▶ _Task description_:
Return every entry below exactly as written, minus the pictures.

-------- Input data --------

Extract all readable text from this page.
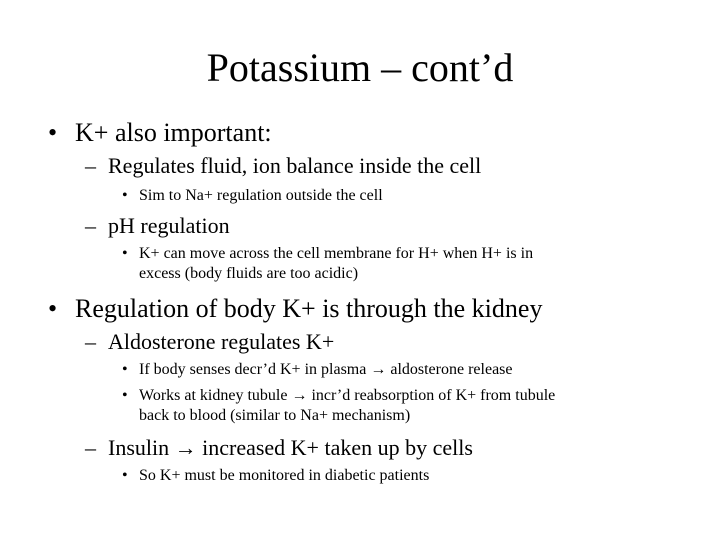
Potassium – cont’d
• K+ also important:
– Regulates fluid, ion balance inside the cell
• Sim to Na+ regulation outside the cell
– pH regulation
• K+ can move across the cell membrane for H+ when H+ is in
excess (body fluids are too acidic)
• Regulation of body K+ is through the kidney
– Aldosterone regulates K+
• If body senses decr’d K+ in plasma → aldosterone release
• Works at kidney tubule → incr’d reabsorption of K+ from tubule
back to blood (similar to Na+ mechanism)
– Insulin → increased K+ taken up by cells
• So K+ must be monitored in diabetic patients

--------

▶ _Task result_:
Extract all readable text from this page.
Potassium – cont’d
• K+ also important:
– Regulates fluid, ion balance inside the cell
• Sim to Na+ regulation outside the cell
– pH regulation
• K+ can move across the cell membrane for H+ when H+ is in
excess (body fluids are too acidic)
• Regulation of body K+ is through the kidney
– Aldosterone regulates K+
• If body senses decr’d K+ in plasma → aldosterone release
• Works at kidney tubule → incr’d reabsorption of K+ from tubule
back to blood (similar to Na+ mechanism)
– Insulin → increased K+ taken up by cells
• So K+ must be monitored in diabetic patients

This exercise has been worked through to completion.